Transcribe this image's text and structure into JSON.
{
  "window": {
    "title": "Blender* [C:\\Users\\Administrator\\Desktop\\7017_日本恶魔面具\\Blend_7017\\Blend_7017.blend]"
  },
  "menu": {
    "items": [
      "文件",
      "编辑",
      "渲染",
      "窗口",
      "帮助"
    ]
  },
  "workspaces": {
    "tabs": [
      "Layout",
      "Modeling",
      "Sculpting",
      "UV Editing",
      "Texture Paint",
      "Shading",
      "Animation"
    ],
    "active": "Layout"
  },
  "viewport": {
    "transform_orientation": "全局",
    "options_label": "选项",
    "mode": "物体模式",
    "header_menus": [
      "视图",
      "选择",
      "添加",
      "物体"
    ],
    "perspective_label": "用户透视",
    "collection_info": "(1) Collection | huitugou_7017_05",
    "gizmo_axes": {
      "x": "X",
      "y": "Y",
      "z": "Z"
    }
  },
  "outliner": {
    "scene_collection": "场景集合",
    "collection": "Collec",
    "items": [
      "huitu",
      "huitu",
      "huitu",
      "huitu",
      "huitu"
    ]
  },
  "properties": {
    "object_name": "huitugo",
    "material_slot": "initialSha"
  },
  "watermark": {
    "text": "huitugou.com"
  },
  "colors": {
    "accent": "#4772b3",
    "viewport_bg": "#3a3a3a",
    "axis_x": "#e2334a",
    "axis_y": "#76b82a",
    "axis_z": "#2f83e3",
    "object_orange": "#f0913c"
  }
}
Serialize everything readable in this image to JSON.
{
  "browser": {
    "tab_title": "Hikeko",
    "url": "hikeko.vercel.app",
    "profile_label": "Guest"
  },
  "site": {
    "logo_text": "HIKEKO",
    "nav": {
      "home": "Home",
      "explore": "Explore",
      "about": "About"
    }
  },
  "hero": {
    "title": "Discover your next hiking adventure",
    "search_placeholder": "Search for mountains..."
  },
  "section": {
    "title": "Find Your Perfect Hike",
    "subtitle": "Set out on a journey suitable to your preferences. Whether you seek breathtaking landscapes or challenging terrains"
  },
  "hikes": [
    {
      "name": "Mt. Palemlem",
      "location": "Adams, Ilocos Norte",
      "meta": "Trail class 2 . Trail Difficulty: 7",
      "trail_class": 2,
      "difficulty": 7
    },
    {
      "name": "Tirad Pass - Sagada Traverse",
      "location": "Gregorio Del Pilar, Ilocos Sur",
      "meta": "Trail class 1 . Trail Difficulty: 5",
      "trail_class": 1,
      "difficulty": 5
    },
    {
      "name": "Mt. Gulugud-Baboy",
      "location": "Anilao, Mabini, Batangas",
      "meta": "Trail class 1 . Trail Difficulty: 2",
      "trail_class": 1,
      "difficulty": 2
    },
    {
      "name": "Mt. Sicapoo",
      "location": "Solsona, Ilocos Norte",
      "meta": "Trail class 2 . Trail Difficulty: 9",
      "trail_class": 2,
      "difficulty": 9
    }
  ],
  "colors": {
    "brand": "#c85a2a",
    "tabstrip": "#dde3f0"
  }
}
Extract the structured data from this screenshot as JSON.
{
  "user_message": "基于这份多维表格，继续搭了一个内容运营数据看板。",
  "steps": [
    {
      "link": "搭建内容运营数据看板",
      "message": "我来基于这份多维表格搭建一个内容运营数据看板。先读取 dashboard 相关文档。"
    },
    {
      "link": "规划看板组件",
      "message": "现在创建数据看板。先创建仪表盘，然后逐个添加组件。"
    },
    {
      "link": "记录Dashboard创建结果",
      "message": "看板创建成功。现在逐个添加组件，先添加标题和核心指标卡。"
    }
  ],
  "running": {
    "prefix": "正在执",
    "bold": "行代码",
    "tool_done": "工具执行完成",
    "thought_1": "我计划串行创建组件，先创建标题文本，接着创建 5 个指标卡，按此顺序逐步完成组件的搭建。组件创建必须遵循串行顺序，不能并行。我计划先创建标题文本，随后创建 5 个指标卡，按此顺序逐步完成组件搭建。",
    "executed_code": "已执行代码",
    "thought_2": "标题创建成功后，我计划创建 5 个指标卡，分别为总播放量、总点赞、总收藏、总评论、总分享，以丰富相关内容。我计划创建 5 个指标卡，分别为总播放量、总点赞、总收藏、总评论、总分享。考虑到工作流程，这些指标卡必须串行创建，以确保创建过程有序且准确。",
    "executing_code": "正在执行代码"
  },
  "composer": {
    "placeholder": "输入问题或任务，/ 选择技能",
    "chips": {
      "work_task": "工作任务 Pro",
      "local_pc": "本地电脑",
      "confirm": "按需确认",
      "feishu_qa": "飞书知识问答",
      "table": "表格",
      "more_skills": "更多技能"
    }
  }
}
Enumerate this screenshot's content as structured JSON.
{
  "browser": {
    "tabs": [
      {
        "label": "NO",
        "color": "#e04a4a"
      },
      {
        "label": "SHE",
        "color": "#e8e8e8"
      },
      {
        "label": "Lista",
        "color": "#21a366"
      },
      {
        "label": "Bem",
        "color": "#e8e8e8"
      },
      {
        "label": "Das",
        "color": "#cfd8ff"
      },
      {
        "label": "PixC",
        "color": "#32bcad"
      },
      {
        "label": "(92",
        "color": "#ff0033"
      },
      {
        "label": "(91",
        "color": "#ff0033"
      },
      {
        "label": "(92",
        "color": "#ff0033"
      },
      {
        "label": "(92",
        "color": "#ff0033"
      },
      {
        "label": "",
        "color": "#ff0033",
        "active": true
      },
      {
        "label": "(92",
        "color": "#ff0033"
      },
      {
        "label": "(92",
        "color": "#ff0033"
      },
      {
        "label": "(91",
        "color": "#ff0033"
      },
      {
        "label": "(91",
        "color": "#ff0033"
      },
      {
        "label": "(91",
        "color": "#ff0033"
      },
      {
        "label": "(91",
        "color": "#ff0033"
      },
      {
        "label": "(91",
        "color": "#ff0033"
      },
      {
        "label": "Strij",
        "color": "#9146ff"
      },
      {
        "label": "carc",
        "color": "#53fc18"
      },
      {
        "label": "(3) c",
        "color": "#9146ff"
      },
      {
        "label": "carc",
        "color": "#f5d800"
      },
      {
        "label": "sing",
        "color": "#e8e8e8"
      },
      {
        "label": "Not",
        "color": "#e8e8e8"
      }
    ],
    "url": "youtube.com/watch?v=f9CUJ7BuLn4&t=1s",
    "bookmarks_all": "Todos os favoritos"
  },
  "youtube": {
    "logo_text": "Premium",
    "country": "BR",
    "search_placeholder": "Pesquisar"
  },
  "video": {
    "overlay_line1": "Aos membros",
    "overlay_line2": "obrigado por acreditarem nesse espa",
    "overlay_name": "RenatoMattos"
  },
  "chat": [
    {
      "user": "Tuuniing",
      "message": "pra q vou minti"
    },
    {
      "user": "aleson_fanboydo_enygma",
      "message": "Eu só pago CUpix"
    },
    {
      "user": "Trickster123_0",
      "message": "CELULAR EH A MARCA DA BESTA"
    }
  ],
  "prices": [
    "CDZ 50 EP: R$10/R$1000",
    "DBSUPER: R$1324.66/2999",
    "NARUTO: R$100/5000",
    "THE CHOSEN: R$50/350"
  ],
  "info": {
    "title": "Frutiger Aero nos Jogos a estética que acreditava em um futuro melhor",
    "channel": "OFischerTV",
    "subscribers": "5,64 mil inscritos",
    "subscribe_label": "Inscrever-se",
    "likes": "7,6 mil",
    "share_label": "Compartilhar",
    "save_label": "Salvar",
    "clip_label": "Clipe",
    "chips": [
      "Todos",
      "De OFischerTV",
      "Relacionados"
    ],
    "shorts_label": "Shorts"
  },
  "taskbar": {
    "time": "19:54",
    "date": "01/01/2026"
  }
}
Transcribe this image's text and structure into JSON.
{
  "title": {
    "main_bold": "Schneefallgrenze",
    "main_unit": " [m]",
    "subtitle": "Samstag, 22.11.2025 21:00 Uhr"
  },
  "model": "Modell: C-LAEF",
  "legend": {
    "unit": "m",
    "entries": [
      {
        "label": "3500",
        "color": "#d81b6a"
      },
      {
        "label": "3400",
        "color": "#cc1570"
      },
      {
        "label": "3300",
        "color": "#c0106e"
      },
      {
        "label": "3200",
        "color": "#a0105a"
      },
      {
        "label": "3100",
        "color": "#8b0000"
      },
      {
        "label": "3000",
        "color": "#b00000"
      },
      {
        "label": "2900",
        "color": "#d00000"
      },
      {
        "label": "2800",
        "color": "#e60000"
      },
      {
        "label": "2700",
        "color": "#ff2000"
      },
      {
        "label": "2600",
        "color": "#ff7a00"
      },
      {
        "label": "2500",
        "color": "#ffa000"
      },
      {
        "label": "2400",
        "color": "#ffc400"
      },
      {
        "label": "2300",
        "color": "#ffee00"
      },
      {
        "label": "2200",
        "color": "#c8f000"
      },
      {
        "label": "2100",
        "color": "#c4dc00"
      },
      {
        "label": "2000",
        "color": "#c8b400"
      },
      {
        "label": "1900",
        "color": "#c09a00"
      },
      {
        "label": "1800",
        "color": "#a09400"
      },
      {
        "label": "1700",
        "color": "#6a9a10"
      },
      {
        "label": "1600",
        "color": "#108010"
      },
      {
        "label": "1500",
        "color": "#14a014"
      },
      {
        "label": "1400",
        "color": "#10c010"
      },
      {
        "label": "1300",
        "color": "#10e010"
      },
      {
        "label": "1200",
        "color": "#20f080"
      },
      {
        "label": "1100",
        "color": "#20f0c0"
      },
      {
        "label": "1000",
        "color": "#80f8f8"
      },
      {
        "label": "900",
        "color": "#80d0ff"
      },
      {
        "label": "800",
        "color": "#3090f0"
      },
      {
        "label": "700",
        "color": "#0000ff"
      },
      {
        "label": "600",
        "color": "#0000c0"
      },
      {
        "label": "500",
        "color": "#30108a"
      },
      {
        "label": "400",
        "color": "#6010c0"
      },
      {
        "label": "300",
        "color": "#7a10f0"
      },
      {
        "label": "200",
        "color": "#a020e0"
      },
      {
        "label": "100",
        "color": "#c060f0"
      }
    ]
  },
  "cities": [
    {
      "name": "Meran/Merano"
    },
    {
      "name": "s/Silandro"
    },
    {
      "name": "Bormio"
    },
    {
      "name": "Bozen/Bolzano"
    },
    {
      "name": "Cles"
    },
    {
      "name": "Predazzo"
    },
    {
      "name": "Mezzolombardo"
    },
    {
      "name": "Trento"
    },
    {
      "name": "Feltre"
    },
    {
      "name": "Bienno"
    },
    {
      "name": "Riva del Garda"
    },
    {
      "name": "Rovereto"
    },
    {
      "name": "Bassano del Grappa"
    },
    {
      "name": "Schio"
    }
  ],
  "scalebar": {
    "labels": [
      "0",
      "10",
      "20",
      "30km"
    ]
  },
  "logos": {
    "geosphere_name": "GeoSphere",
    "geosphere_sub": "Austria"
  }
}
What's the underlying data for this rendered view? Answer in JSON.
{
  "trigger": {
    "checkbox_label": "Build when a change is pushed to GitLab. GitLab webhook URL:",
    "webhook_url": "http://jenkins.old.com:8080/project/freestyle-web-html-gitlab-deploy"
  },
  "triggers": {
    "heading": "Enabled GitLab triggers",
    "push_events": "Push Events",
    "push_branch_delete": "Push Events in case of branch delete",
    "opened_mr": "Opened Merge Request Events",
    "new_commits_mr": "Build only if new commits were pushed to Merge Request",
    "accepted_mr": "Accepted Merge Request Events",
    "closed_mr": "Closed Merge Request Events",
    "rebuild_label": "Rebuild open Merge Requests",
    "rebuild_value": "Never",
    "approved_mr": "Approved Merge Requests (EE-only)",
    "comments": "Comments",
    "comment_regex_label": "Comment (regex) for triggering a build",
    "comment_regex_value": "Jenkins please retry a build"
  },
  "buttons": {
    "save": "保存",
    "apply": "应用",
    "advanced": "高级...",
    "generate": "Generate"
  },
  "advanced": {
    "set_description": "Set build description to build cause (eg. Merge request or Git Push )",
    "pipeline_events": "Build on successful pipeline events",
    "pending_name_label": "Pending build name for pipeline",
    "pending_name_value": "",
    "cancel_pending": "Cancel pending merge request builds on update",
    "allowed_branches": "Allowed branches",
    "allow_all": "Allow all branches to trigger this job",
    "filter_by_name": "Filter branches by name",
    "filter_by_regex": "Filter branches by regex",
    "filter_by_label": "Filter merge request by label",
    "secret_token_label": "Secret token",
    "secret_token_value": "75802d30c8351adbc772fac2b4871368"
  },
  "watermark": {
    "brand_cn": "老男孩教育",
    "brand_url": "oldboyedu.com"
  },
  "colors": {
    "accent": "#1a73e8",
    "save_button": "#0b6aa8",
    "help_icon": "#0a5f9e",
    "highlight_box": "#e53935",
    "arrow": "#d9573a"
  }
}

• Stated goal:
The word "screenshot" appears in how many lines of the records? Give the number only.

• Answer in full:
2